Aim: Pull out each line of the data that includes the word "this".

Supplied data:
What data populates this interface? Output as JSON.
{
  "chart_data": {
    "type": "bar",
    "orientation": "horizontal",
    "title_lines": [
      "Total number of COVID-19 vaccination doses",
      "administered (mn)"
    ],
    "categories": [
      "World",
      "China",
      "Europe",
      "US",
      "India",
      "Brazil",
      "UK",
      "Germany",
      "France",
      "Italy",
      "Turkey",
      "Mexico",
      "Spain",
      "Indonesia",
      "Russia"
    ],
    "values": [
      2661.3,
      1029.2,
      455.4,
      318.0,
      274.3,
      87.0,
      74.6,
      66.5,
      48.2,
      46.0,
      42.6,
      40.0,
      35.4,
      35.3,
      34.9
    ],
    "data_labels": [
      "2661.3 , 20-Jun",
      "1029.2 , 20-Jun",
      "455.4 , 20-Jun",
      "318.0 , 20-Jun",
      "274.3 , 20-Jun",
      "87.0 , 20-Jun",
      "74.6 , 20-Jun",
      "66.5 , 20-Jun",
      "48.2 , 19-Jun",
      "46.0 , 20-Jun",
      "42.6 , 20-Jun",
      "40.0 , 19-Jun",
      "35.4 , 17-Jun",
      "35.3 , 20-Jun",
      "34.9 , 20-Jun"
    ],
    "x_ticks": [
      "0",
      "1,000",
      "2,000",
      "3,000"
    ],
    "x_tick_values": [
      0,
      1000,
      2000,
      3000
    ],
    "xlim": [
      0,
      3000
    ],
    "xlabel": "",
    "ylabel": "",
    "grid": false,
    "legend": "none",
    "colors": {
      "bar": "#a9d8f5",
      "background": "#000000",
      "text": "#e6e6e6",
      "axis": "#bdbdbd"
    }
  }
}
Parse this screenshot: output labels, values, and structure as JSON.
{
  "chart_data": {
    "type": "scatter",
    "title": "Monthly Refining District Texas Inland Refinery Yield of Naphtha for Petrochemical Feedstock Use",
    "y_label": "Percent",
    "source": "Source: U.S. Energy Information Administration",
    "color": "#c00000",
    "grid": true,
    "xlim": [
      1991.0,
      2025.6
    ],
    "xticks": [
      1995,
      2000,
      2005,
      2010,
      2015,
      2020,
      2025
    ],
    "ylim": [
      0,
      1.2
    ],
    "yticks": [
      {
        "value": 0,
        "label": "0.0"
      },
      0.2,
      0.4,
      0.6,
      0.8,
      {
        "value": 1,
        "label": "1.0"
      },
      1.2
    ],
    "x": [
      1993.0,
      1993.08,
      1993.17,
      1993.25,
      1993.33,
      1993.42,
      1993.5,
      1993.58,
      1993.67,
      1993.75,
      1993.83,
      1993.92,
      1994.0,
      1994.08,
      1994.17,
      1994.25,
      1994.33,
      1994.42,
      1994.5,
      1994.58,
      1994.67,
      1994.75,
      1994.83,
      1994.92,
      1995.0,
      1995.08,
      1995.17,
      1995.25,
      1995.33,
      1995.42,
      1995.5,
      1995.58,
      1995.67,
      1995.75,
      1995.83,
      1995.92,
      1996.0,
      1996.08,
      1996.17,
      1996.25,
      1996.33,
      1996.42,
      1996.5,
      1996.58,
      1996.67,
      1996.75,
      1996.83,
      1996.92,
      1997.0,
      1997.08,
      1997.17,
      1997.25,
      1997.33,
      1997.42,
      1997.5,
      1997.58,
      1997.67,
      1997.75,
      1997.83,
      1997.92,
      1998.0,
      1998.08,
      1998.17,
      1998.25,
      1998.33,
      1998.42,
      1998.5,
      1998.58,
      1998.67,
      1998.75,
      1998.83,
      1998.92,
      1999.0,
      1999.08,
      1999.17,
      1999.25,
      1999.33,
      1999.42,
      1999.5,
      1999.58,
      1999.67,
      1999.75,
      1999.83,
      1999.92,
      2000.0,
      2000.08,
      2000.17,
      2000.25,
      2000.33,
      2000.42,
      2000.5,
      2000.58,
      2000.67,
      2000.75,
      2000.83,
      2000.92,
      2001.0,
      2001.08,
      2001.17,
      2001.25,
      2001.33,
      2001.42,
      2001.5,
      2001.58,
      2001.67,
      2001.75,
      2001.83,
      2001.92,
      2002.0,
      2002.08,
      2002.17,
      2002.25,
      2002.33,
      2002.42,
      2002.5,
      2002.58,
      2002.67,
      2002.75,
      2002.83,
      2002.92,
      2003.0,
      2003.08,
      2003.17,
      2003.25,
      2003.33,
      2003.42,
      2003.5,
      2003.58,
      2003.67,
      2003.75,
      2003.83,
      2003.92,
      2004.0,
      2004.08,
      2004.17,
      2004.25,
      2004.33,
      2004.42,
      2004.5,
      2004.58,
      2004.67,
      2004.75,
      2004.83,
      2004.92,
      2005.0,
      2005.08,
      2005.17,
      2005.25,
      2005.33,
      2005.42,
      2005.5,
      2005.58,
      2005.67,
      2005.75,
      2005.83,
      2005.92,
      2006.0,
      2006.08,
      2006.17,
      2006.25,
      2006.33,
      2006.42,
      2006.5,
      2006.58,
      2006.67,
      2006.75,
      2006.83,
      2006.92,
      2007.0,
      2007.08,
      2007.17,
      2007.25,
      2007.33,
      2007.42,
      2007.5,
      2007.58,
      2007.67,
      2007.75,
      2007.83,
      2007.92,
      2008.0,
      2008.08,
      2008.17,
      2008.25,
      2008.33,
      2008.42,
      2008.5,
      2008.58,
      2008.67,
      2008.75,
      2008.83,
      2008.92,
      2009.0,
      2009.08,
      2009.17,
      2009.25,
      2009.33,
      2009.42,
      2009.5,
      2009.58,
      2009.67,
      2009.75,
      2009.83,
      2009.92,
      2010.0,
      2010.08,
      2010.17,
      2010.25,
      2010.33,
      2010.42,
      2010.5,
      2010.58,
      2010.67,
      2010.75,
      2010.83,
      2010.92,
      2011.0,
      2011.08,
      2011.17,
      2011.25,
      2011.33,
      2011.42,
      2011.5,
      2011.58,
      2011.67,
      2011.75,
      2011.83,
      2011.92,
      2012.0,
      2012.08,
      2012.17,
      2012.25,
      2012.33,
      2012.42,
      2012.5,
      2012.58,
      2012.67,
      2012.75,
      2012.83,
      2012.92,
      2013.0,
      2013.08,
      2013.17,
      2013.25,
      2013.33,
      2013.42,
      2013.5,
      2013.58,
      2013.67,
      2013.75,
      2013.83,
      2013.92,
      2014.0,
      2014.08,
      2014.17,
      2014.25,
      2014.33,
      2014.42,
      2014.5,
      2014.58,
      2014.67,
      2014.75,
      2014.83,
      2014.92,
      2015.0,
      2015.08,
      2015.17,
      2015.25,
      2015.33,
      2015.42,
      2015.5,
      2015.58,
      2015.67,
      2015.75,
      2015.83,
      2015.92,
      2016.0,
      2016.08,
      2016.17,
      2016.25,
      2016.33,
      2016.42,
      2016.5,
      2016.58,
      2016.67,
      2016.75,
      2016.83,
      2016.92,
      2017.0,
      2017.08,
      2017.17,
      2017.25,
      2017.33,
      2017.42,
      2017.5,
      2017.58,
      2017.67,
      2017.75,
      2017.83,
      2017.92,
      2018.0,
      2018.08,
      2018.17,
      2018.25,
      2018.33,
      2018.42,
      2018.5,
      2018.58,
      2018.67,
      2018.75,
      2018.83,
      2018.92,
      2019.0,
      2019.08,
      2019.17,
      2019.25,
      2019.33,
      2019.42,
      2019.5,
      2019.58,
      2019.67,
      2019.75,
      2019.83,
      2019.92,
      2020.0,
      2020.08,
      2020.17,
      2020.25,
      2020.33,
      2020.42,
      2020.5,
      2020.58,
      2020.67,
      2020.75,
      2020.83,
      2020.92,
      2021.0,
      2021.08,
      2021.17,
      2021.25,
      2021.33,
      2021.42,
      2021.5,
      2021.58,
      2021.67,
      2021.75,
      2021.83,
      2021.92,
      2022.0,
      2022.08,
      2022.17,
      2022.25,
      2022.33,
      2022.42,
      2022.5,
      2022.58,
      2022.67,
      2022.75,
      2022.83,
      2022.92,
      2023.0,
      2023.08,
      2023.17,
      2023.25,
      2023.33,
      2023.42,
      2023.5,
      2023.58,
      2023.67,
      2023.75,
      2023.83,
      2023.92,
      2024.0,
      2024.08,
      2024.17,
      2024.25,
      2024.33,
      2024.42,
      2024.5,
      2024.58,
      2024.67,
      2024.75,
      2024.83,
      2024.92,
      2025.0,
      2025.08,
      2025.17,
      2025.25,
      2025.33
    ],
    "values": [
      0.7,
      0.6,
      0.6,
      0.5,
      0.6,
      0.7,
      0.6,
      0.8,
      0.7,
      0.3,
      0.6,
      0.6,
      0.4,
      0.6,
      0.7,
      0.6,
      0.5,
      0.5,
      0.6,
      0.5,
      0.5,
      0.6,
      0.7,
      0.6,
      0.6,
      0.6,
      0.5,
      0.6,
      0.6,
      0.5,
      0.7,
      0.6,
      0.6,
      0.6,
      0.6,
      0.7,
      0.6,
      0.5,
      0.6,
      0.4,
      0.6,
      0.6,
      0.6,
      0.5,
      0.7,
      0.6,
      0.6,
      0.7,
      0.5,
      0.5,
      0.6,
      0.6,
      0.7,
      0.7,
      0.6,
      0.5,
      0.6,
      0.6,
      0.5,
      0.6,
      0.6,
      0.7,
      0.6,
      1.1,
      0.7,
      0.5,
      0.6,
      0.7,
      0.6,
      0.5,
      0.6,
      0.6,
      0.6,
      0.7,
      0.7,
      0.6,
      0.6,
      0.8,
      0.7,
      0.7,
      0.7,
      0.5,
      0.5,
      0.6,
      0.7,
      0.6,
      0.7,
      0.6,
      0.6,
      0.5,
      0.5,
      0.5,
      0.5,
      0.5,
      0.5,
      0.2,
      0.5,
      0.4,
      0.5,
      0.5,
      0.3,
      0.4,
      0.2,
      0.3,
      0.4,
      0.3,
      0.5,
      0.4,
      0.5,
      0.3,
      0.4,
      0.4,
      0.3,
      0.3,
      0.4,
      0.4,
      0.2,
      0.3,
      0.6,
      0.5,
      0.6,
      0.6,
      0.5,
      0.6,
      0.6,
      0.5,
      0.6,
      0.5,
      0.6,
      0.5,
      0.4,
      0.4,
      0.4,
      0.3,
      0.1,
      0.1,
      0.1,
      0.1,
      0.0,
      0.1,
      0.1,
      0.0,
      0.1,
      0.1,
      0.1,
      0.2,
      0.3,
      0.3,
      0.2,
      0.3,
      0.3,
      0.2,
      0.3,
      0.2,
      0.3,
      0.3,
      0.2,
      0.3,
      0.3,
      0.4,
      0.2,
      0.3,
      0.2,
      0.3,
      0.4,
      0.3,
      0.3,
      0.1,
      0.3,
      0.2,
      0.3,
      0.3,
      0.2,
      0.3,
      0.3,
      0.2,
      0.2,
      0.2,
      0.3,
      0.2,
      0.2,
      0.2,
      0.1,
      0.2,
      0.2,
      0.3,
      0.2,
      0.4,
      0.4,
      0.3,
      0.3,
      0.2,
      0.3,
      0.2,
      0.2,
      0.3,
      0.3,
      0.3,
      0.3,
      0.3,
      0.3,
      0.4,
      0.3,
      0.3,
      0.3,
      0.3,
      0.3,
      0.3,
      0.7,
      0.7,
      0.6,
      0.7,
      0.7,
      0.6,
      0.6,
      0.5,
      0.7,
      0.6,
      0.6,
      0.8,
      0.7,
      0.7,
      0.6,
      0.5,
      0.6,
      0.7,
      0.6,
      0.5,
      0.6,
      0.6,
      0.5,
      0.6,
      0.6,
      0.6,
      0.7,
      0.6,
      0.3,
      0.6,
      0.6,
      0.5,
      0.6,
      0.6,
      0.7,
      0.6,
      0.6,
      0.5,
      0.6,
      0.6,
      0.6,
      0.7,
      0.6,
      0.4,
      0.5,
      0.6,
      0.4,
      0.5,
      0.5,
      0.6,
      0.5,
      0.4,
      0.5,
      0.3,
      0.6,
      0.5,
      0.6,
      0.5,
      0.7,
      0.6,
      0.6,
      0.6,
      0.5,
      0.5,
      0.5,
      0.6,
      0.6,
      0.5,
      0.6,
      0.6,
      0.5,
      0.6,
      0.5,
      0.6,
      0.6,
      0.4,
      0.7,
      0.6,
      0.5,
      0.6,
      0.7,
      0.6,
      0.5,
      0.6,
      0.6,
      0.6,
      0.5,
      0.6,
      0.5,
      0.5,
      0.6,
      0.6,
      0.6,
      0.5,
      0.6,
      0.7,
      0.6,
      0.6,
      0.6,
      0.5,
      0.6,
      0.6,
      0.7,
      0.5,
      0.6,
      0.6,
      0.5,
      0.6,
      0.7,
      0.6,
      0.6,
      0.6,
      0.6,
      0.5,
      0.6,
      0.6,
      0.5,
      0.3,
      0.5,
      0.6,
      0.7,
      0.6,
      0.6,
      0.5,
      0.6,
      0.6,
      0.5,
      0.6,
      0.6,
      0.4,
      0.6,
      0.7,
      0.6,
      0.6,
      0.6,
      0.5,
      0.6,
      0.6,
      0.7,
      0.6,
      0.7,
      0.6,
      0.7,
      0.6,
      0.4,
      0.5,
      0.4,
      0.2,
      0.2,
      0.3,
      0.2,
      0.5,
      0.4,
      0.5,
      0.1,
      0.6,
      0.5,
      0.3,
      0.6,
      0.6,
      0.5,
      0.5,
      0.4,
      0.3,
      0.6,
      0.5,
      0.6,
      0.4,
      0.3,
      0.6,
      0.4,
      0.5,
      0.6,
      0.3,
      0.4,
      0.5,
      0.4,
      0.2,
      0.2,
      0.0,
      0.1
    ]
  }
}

Correct response:
What data populates this interface? Output as JSON.
Parse this screenshot: output labels, values, and structure as JSON.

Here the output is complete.